▶ [TASK] Will you output all of the data below exactly, omitting the images?
* START EXERCISE MATERIALS *
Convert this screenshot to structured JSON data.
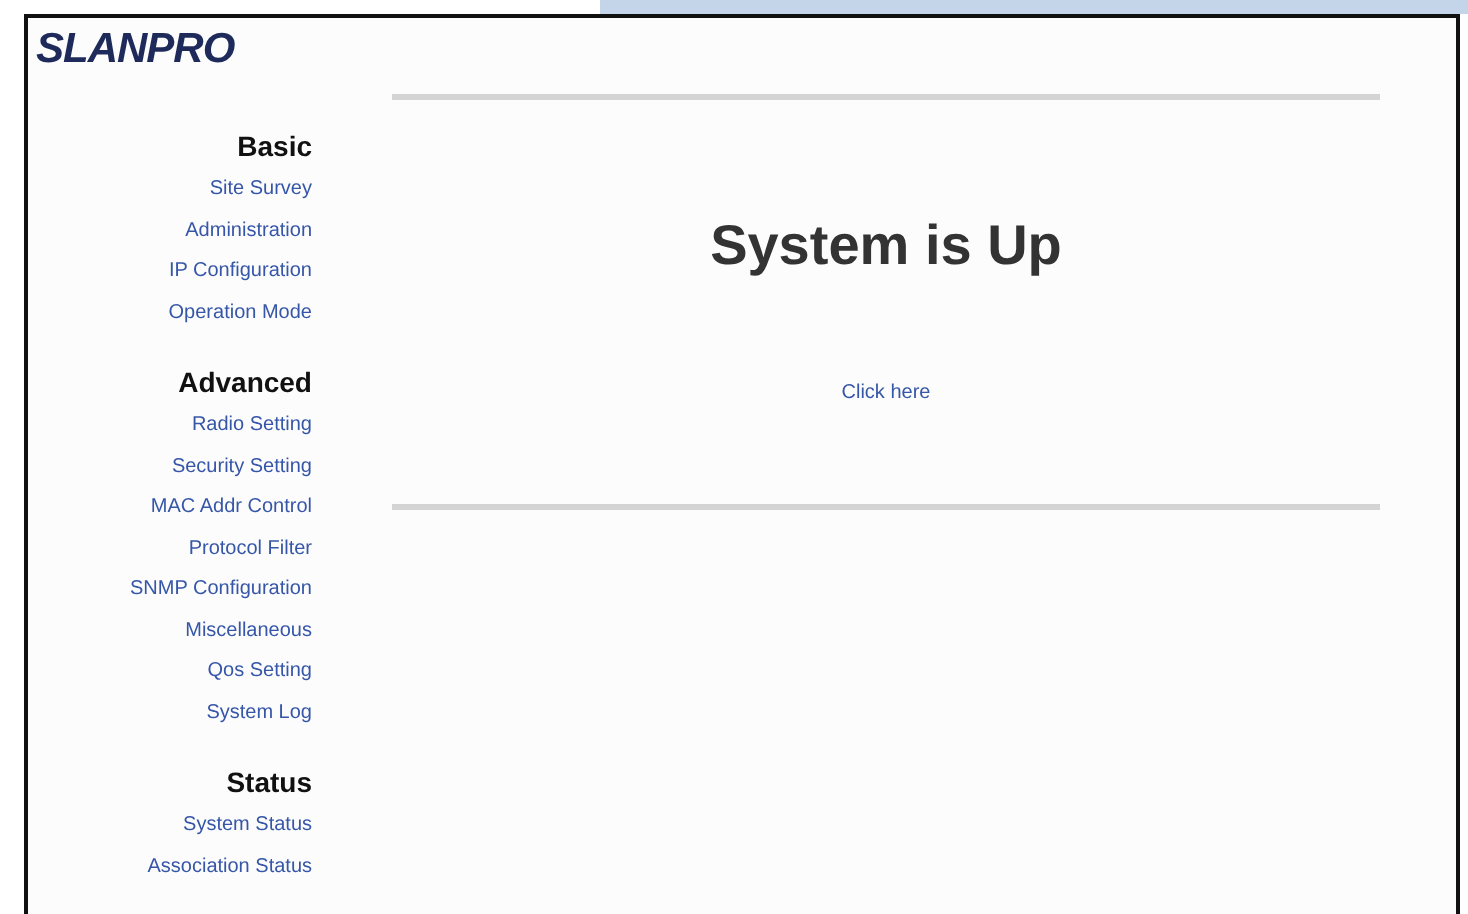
{
  "logo": {
    "text": "SLANPRO"
  },
  "sidebar": {
    "sections": [
      {
        "heading": "Basic",
        "items": [
          "Site Survey",
          "Administration",
          "IP Configuration",
          "Operation Mode"
        ]
      },
      {
        "heading": "Advanced",
        "items": [
          "Radio Setting",
          "Security Setting",
          "MAC Addr Control",
          "Protocol Filter",
          "SNMP Configuration",
          "Miscellaneous",
          "Qos Setting",
          "System Log"
        ]
      },
      {
        "heading": "Status",
        "items": [
          "System Status",
          "Association Status"
        ]
      }
    ]
  },
  "main": {
    "title": "System is Up",
    "link": "Click here"
  }
}
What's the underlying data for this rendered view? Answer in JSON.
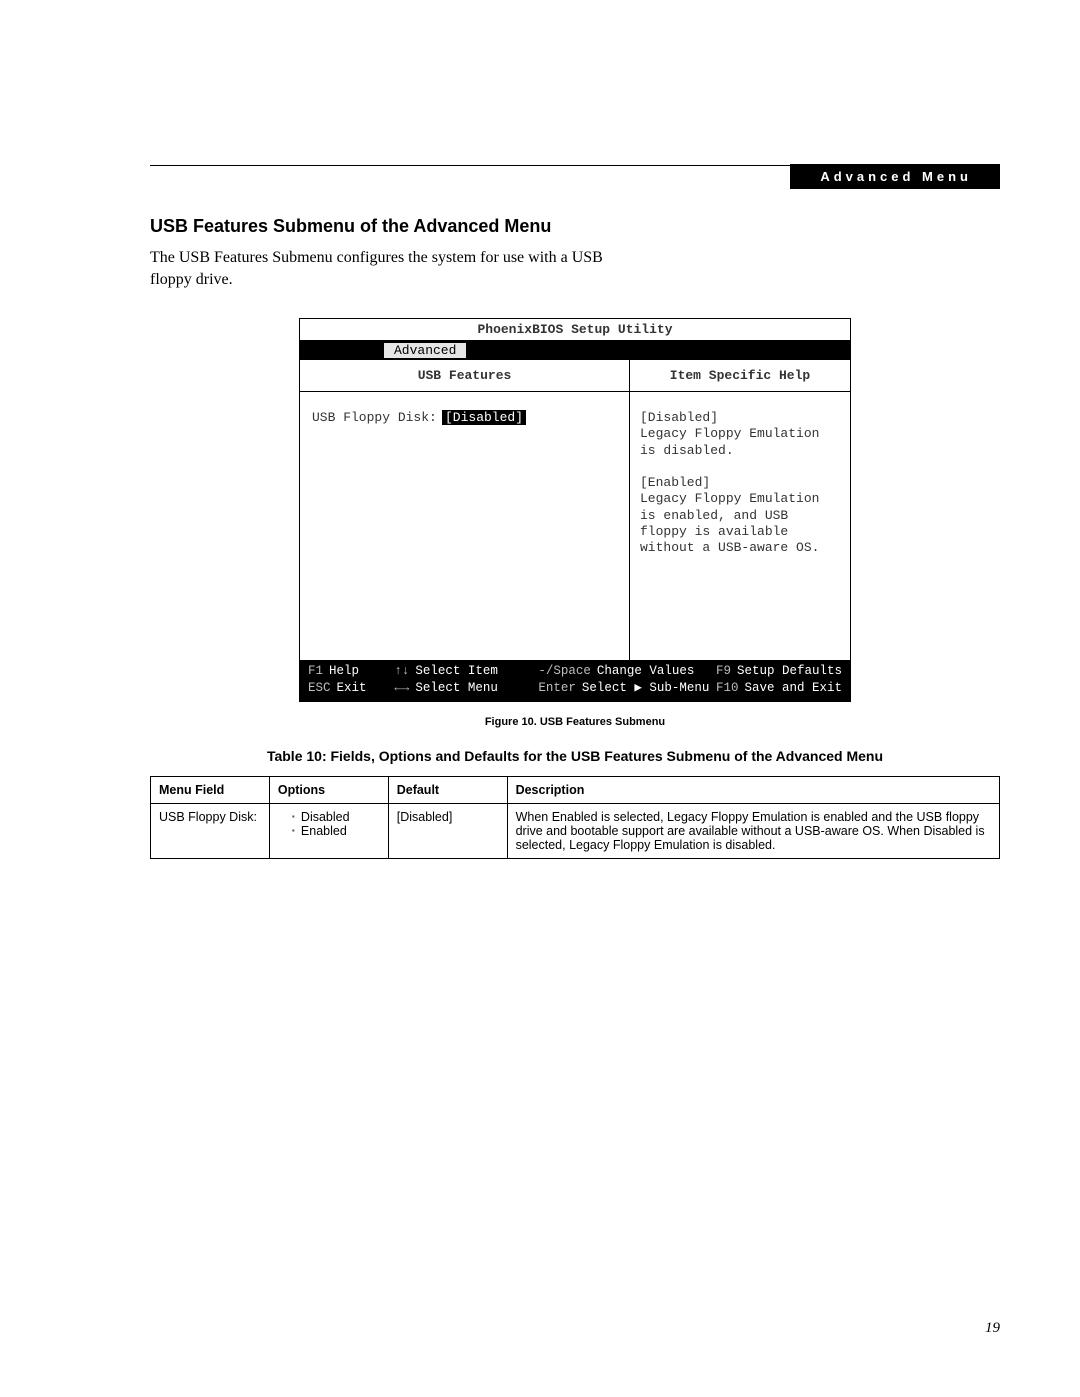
{
  "header_tag": "Advanced Menu",
  "section_title": "USB Features Submenu of the Advanced Menu",
  "body_text": "The USB Features Submenu configures the system for use with a USB floppy drive.",
  "bios": {
    "title": "PhoenixBIOS Setup Utility",
    "active_tab": "Advanced",
    "left_pane_title": "USB Features",
    "right_pane_title": "Item Specific Help",
    "setting_label": "USB Floppy Disk:",
    "setting_value": "[Disabled]",
    "help_text": "[Disabled]\nLegacy Floppy Emulation is disabled.\n\n[Enabled]\nLegacy Floppy Emulation is enabled, and USB floppy is available without a USB-aware OS.",
    "footer": {
      "row1": [
        {
          "key": "F1",
          "label": "Help"
        },
        {
          "key": "↑↓",
          "label": "Select Item"
        },
        {
          "key": "-/Space",
          "label": "Change Values"
        },
        {
          "key": "F9",
          "label": "Setup Defaults"
        }
      ],
      "row2": [
        {
          "key": "ESC",
          "label": "Exit"
        },
        {
          "key": "←→",
          "label": "Select Menu"
        },
        {
          "key": "Enter",
          "label": "Select ▶ Sub-Menu"
        },
        {
          "key": "F10",
          "label": "Save and Exit"
        }
      ]
    }
  },
  "figure_caption": "Figure 10.  USB Features Submenu",
  "table_title": "Table 10: Fields, Options and Defaults for the USB Features Submenu of the Advanced Menu",
  "table": {
    "headers": [
      "Menu Field",
      "Options",
      "Default",
      "Description"
    ],
    "row": {
      "menu_field": "USB Floppy Disk:",
      "options": [
        "Disabled",
        "Enabled"
      ],
      "default": "[Disabled]",
      "description": "When Enabled is selected, Legacy Floppy Emulation is enabled and the USB floppy drive and bootable support are available without a USB-aware OS. When Disabled is selected, Legacy Floppy Emulation is disabled."
    }
  },
  "page_number": "19"
}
* END EXERCISE MATERIALS *
▶ [RESULT BELOW]
Convert this screenshot to structured JSON data.
{
  "logo": {
    "text": "SLANPRO"
  },
  "sidebar": {
    "sections": [
      {
        "heading": "Basic",
        "items": [
          "Site Survey",
          "Administration",
          "IP Configuration",
          "Operation Mode"
        ]
      },
      {
        "heading": "Advanced",
        "items": [
          "Radio Setting",
          "Security Setting",
          "MAC Addr Control",
          "Protocol Filter",
          "SNMP Configuration",
          "Miscellaneous",
          "Qos Setting",
          "System Log"
        ]
      },
      {
        "heading": "Status",
        "items": [
          "System Status",
          "Association Status"
        ]
      }
    ]
  },
  "main": {
    "title": "System is Up",
    "link": "Click here"
  }
}
What's the underlying data for this rendered view? Answer in JSON.
{
  "header_tag": "Advanced Menu",
  "section_title": "USB Features Submenu of the Advanced Menu",
  "body_text": "The USB Features Submenu configures the system for use with a USB floppy drive.",
  "bios": {
    "title": "PhoenixBIOS Setup Utility",
    "active_tab": "Advanced",
    "left_pane_title": "USB Features",
    "right_pane_title": "Item Specific Help",
    "setting_label": "USB Floppy Disk:",
    "setting_value": "[Disabled]",
    "help_text": "[Disabled]\nLegacy Floppy Emulation is disabled.\n\n[Enabled]\nLegacy Floppy Emulation is enabled, and USB floppy is available without a USB-aware OS.",
    "footer": {
      "row1": [
        {
          "key": "F1",
          "label": "Help"
        },
        {
          "key": "↑↓",
          "label": "Select Item"
        },
        {
          "key": "-/Space",
          "label": "Change Values"
        },
        {
          "key": "F9",
          "label": "Setup Defaults"
        }
      ],
      "row2": [
        {
          "key": "ESC",
          "label": "Exit"
        },
        {
          "key": "←→",
          "label": "Select Menu"
        },
        {
          "key": "Enter",
          "label": "Select ▶ Sub-Menu"
        },
        {
          "key": "F10",
          "label": "Save and Exit"
        }
      ]
    }
  },
  "figure_caption": "Figure 10.  USB Features Submenu",
  "table_title": "Table 10: Fields, Options and Defaults for the USB Features Submenu of the Advanced Menu",
  "table": {
    "headers": [
      "Menu Field",
      "Options",
      "Default",
      "Description"
    ],
    "row": {
      "menu_field": "USB Floppy Disk:",
      "options": [
        "Disabled",
        "Enabled"
      ],
      "default": "[Disabled]",
      "description": "When Enabled is selected, Legacy Floppy Emulation is enabled and the USB floppy drive and bootable support are available without a USB-aware OS. When Disabled is selected, Legacy Floppy Emulation is disabled."
    }
  },
  "page_number": "19"
}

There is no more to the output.